Given problem | Copy out all lines carrying the word "text".

Records provided |
##########

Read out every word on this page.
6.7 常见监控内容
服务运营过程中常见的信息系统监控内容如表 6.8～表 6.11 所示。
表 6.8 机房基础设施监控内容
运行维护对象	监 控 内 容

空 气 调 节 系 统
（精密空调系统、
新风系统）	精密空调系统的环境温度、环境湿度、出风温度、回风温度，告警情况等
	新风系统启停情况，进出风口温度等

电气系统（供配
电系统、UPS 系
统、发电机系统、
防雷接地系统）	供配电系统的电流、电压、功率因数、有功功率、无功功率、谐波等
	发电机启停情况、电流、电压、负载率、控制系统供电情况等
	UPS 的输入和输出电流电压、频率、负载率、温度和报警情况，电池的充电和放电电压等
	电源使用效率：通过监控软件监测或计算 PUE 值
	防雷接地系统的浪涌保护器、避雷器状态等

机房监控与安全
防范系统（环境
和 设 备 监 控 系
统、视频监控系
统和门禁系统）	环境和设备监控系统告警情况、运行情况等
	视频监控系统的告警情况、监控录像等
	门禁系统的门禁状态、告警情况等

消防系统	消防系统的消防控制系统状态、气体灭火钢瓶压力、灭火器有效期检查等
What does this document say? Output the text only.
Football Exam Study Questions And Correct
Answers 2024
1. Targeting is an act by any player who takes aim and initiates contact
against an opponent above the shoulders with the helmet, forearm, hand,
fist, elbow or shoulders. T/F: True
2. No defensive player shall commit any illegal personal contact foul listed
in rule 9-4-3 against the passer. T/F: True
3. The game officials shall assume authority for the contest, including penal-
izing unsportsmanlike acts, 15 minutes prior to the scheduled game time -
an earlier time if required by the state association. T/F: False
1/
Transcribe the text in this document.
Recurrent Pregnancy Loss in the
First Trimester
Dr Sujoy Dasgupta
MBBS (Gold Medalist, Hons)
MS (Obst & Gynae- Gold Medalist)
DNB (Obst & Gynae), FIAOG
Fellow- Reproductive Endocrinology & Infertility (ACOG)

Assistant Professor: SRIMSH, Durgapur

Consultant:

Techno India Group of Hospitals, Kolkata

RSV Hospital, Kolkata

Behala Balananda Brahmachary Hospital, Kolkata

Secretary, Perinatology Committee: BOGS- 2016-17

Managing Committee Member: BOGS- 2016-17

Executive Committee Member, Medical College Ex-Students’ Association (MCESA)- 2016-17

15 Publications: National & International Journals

##########

Response to the task |
What does this document say? Output the text only.
Transcribe the text in this document.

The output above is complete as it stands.